Data provided:
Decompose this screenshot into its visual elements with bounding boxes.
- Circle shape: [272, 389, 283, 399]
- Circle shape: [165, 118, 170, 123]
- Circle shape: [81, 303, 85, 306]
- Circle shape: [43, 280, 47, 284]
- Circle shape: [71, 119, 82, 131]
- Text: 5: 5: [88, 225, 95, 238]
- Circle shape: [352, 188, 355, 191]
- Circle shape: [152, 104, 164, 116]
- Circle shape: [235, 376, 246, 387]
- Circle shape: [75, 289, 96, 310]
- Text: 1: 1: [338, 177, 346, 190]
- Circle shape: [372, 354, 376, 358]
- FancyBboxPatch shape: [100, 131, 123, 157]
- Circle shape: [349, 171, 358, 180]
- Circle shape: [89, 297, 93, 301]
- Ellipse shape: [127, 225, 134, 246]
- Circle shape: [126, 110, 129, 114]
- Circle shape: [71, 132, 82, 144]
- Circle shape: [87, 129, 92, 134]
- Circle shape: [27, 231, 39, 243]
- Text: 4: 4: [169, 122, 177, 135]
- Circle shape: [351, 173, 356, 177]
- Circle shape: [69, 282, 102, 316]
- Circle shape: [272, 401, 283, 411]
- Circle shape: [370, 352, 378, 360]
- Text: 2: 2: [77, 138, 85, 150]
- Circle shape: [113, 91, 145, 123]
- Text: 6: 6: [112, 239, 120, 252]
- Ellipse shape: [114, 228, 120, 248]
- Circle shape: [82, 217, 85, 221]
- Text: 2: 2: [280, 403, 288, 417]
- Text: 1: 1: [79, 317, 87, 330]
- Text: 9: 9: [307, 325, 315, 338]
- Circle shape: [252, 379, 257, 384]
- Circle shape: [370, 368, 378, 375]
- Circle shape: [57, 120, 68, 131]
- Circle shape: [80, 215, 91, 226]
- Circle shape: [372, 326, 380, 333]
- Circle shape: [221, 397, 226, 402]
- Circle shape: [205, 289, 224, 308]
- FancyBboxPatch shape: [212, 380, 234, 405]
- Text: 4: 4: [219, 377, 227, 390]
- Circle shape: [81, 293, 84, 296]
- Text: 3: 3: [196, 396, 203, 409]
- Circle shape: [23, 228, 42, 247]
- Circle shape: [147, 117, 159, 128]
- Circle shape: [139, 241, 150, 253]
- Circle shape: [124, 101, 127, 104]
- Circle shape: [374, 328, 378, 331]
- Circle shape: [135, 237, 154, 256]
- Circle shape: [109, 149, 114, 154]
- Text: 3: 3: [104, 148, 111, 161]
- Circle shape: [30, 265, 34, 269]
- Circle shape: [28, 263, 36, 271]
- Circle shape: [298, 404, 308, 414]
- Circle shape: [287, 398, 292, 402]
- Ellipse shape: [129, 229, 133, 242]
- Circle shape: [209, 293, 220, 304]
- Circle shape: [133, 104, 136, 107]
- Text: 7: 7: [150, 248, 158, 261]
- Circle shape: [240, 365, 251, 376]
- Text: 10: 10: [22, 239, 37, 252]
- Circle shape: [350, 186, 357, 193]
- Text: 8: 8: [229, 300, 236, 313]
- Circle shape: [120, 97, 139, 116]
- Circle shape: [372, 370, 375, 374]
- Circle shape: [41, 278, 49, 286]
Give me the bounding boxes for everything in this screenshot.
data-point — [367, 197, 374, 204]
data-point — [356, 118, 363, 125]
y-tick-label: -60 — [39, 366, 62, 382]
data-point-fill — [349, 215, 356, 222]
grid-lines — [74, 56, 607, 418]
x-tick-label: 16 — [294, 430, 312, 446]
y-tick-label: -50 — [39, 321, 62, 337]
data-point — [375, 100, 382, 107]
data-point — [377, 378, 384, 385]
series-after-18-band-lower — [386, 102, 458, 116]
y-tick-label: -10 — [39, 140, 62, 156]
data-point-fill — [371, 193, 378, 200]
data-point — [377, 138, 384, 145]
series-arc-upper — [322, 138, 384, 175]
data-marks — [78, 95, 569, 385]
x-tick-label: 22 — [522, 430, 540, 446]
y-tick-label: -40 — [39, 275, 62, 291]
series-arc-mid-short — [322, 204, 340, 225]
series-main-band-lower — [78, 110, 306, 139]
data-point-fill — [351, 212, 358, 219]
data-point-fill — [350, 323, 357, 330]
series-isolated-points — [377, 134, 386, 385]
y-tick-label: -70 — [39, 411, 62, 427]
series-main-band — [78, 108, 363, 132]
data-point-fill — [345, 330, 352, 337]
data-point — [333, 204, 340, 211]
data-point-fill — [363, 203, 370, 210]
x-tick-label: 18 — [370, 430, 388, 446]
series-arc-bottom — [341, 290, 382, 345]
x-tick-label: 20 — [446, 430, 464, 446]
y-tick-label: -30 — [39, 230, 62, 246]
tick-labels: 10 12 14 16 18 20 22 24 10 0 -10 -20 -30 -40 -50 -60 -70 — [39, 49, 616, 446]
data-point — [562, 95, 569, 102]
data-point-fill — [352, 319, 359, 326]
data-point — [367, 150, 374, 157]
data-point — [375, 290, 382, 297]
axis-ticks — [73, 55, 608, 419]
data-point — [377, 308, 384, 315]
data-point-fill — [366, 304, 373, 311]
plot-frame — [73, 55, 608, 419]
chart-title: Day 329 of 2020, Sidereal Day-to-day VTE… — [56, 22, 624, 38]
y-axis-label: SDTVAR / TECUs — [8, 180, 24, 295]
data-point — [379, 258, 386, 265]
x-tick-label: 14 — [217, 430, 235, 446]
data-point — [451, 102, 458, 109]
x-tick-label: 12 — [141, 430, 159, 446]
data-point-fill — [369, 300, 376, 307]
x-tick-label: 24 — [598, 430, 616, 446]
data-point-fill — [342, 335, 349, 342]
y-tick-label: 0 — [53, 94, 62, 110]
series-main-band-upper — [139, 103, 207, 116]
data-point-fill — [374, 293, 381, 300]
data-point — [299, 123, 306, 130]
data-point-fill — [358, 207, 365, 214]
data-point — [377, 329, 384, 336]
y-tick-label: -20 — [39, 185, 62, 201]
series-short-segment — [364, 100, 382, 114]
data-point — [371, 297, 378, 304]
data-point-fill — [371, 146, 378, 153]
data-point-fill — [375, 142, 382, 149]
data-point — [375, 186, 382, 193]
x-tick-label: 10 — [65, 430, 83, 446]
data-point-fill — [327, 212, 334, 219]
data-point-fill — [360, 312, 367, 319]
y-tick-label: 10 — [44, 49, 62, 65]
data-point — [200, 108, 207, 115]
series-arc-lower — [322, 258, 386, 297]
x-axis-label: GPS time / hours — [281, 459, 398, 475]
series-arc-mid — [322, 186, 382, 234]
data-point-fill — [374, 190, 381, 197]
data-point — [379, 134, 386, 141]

Exercise instructions:
How many lines of the records contain the word "main"? Case counts, and give only the number.

Reply to the task:
3